> **Exercise aim**:
Using the material below, copy every line where "Date" appears.

> **Available data**:
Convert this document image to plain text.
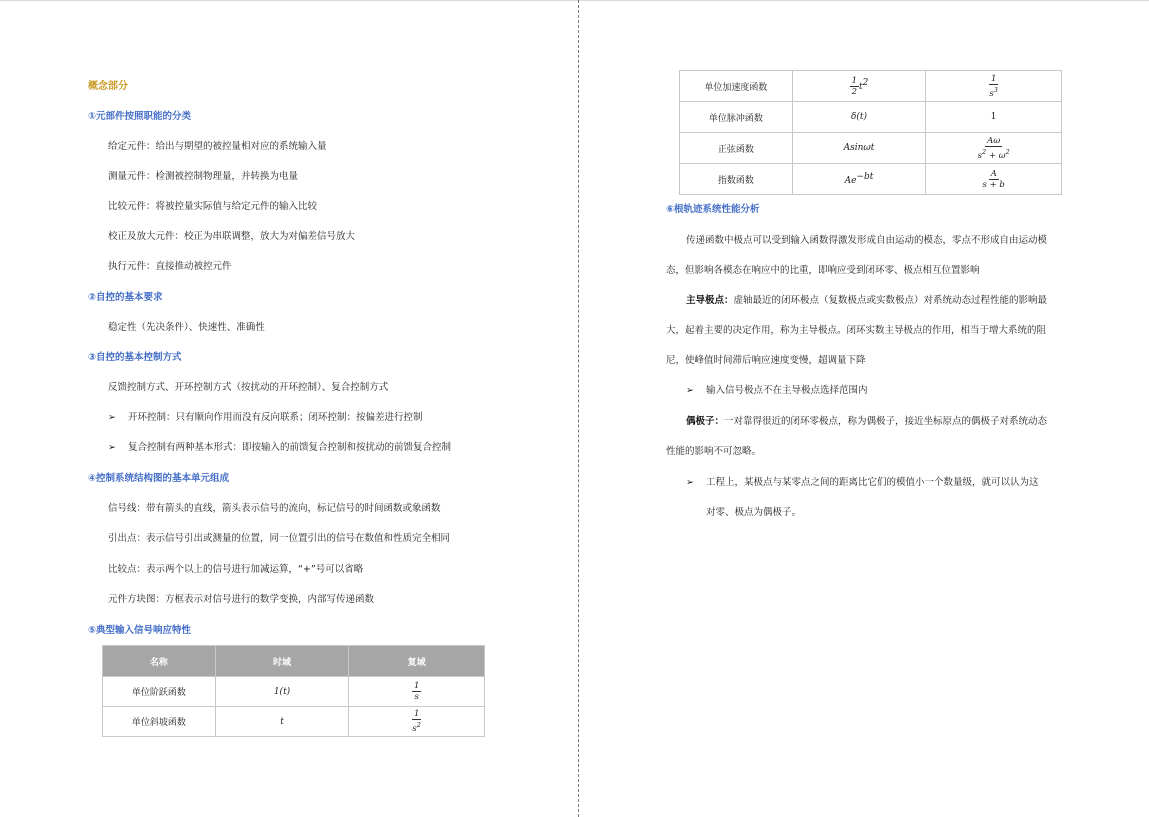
概念部分
①元部件按照职能的分类
给定元件：给出与期望的被控量相对应的系统输入量
测量元件：检测被控制物理量，并转换为电量
比较元件：将被控量实际值与给定元件的输入比较
校正及放大元件：校正为串联调整，放大为对偏差信号放大
执行元件：直接推动被控元件
②自控的基本要求
稳定性（先决条件）、快速性、准确性
③自控的基本控制方式
反馈控制方式、开环控制方式（按扰动的开环控制）、复合控制方式
➢ 开环控制：只有顺向作用而没有反向联系；闭环控制：按偏差进行控制
➢ 复合控制有两种基本形式：即按输入的前馈复合控制和按扰动的前馈复合控制
④控制系统结构图的基本单元组成
信号线：带有箭头的直线，箭头表示信号的流向，标记信号的时间函数或象函数
引出点：表示信号引出或测量的位置，同一位置引出的信号在数值和性质完全相同
比较点：表示两个以上的信号进行加减运算，“+”号可以省略
元件方块图：方框表示对信号进行的数学变换，内部写传递函数
⑤典型输入信号响应特性
名称	时域	复域
单位阶跃函数	1(t)	$\frac{1}{s}$

单位斜坡函数	t	$\frac{1}{s^2}$
单位加速度函数	$\frac{1}{2} t^2$	$\frac{1}{s^3}$

单位脉冲函数	δ(t)	1
正弦函数	Asinωt	$\frac{A\omega}{s^2 + \omega^2}$

指数函数	$Ae^{-bt}$	$\frac{A}{s + b}$
⑥根轨迹系统性能分析
传递函数中极点可以受到输入函数得激发形成自由运动的模态，零点不形成自由运动模
态，但影响各模态在响应中的比重，即响应受到闭环零、极点相互位置影响
主导极点：虚轴最近的闭环极点（复数极点或实数极点）对系统动态过程性能的影响最
大，起着主要的决定作用，称为主导极点。闭环实数主导极点的作用，相当于增大系统的阻
尼，使峰值时间滞后响应速度变慢，超调量下降
➢ 输入信号极点不在主导极点选择范围内
偶极子：一对靠得很近的闭环零极点，称为偶极子，接近坐标原点的偶极子对系统动态
性能的影响不可忽略。
➢ 工程上，某极点与某零点之间的距离比它们的模值小一个数量级，就可以认为这
对零、极点为偶极子。
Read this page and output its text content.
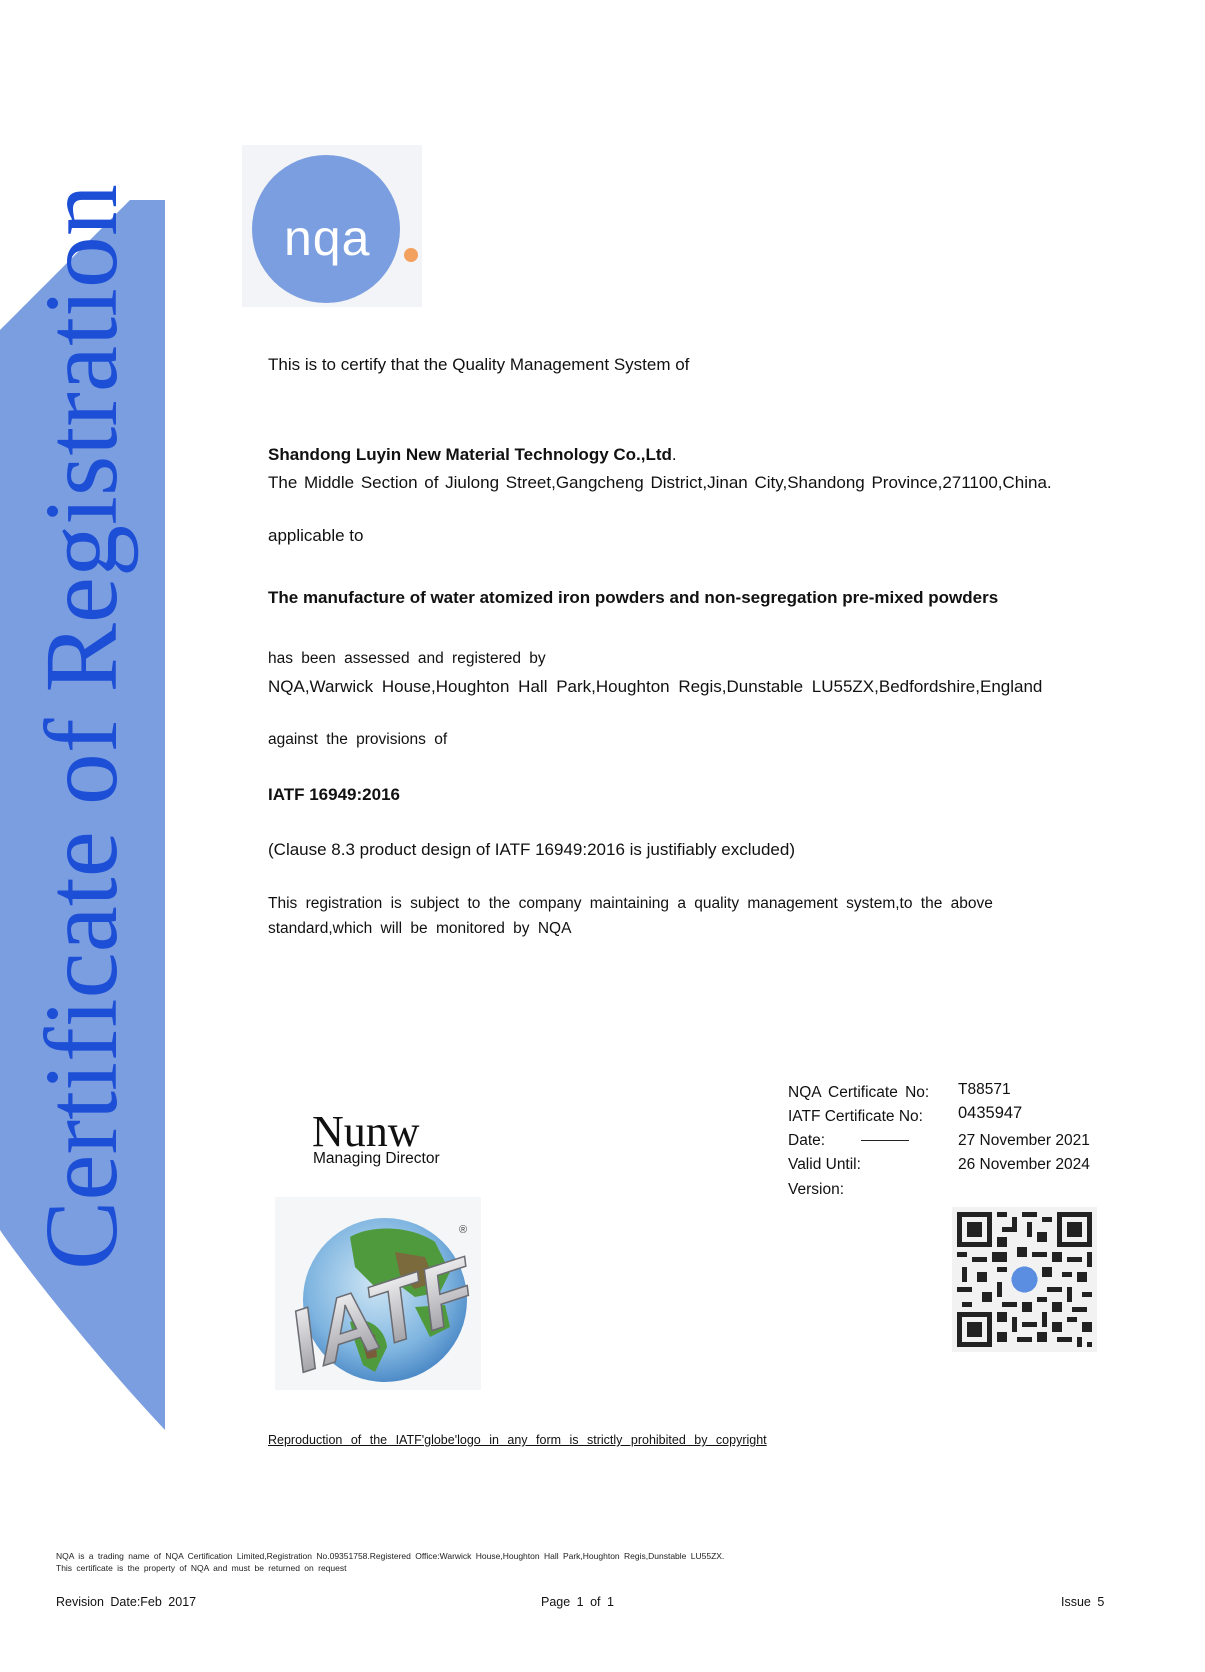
Certificate of Registration	nqa
This is to certify that the Quality Management System of
Shandong Luyin New Material Technology Co.,Ltd.
The Middle Section of Jiulong Street,Gangcheng District,Jinan City,Shandong Province,271100,China.
applicable to
The manufacture of water atomized iron powders and non-segregation pre-mixed powders
has been assessed and registered by
NQA,Warwick House,Houghton Hall Park,Houghton Regis,Dunstable LU55ZX,Bedfordshire,England
against the provisions of
IATF 16949:2016
(Clause 8.3 product design of IATF 16949:2016 is justifiably excluded)
This registration is subject to the company maintaining a quality management system,to the above
standard,which will be monitored by NQA
Nunw
Managing Director
NQA Certificate No: T88571
IATF Certificate No: 0435947
Date:	27 November 2021
Valid Until:	26 November 2024
Version:
IATF
®
Reproduction of the IATF'globe'logo in any form is strictly prohibited by copyright
NQA is a trading name of NQA Certification Limited,Registration No.09351758.Registered Office:Warwick House,Houghton Hall Park,Houghton Regis,Dunstable LU55ZX.
This certificate is the property of NQA and must be returned on request
Revision Date:Feb 2017	Page 1 of 1	Issue 5
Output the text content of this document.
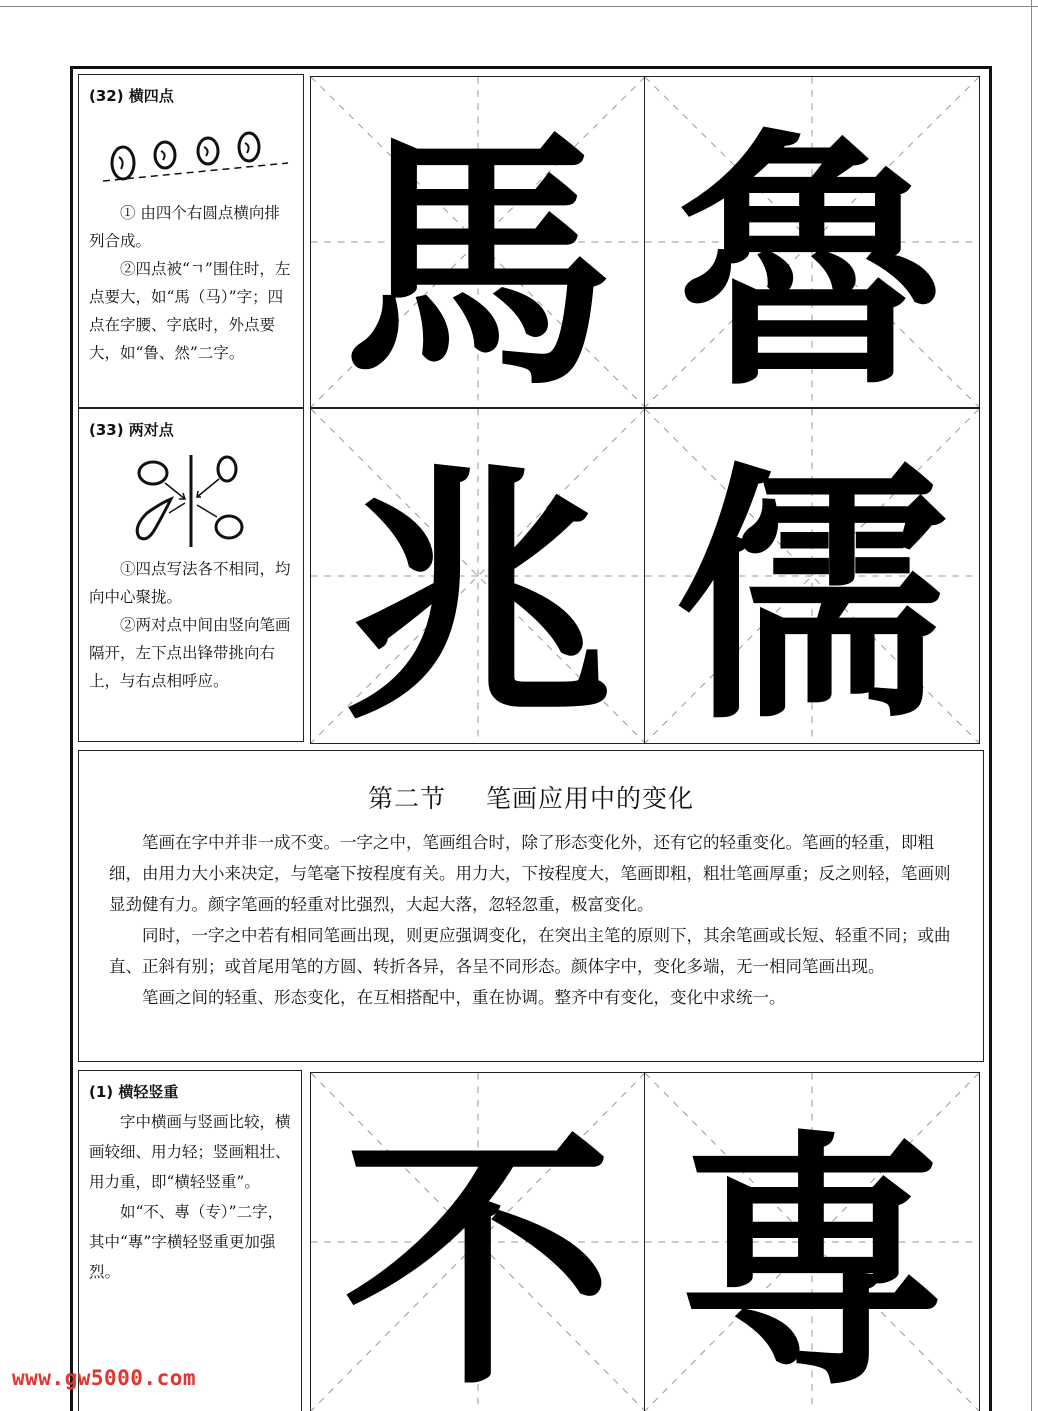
(32) 横四点

① 由四个右圆点横向排列合成。

②四点被“ㄱ”围住时，左点要大，如“馬（马）”字；四点在字腰、字底时，外点要大，如“鲁、然”二字。

(33) 两对点

①四点写法各不相同，均向中心聚拢。

②两对点中间由竖向笔画隔开，左下点出锋带挑向右上，与右点相呼应。

馬 魯
兆 儒
第二节 笔画应用中的变化

笔画在字中并非一成不变。一字之中，笔画组合时，除了形态变化外，还有它的轻重变化。笔画的轻重，即粗细，由用力大小来决定，与笔毫下按程度有关。用力大，下按程度大，笔画即粗，粗壮笔画厚重；反之则轻，笔画则显劲健有力。颜字笔画的轻重对比强烈，大起大落，忽轻忽重，极富变化。

同时，一字之中若有相同笔画出现，则更应强调变化，在突出主笔的原则下，其余笔画或长短、轻重不同；或曲直、正斜有别；或首尾用笔的方圆、转折各异，各呈不同形态。颜体字中，变化多端，无一相同笔画出现。

笔画之间的轻重、形态变化，在互相搭配中，重在协调。整齐中有变化，变化中求统一。

(1) 横轻竖重

字中横画与竖画比较，横画较细、用力轻；竖画粗壮、用力重，即“横轻竖重”。

如“不、專（专）”二字，其中“專”字横轻竖重更加强烈。 不 専
www.gw5000.com
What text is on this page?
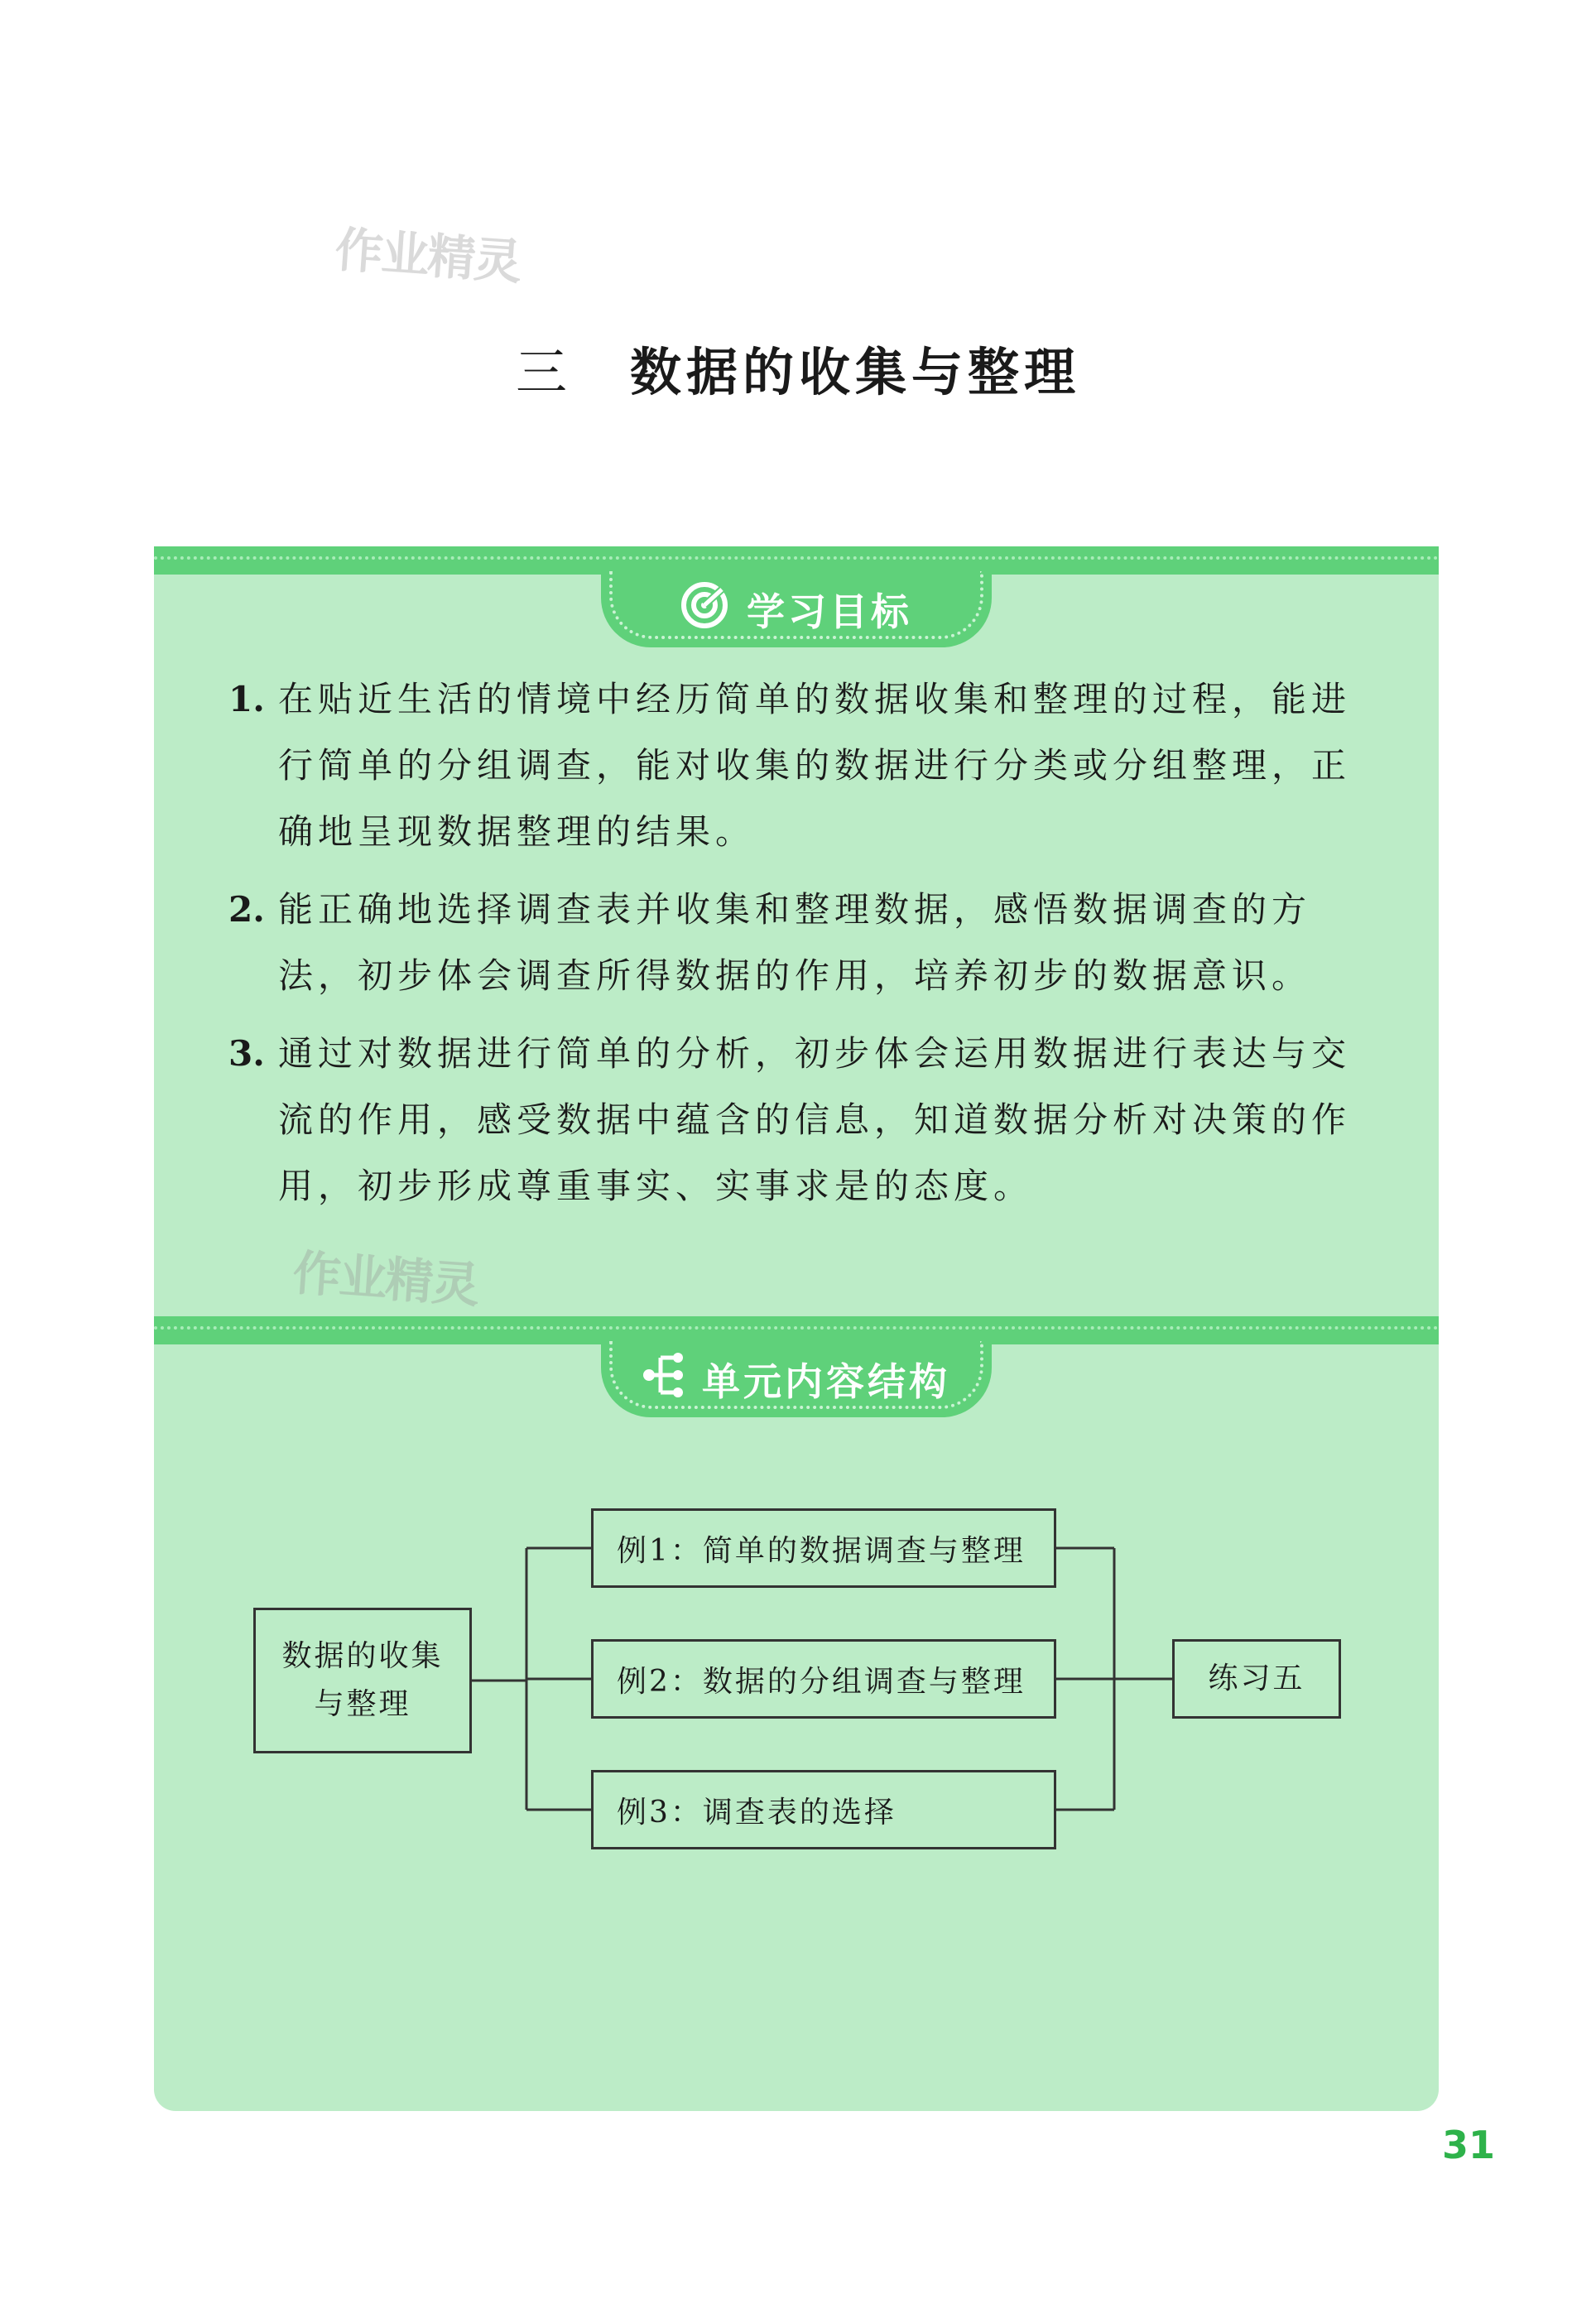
作业精灵
三 数据的收集与整理
学习目标
1. 在贴近生活的情境中经历简单的数据收集和整理的过程，能进行简单的分组调查，能对收集的数据进行分类或分组整理，正确地呈现数据整理的结果。
2. 能正确地选择调查表并收集和整理数据，感悟数据调查的方法，初步体会调查所得数据的作用，培养初步的数据意识。
3. 通过对数据进行简单的分析，初步体会运用数据进行表达与交流的作用，感受数据中蕴含的信息，知道数据分析对决策的作用，初步形成尊重事实、实事求是的态度。
作业精灵
单元内容结构
数据的收集
与整理
例1：简单的数据调查与整理
例2：数据的分组调查与整理
例3：调查表的选择
练习五
31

> **Solution for this problem**:
Date:	27 November 2021
Revision Date:Feb 2017	Page 1 of 1	Issue 5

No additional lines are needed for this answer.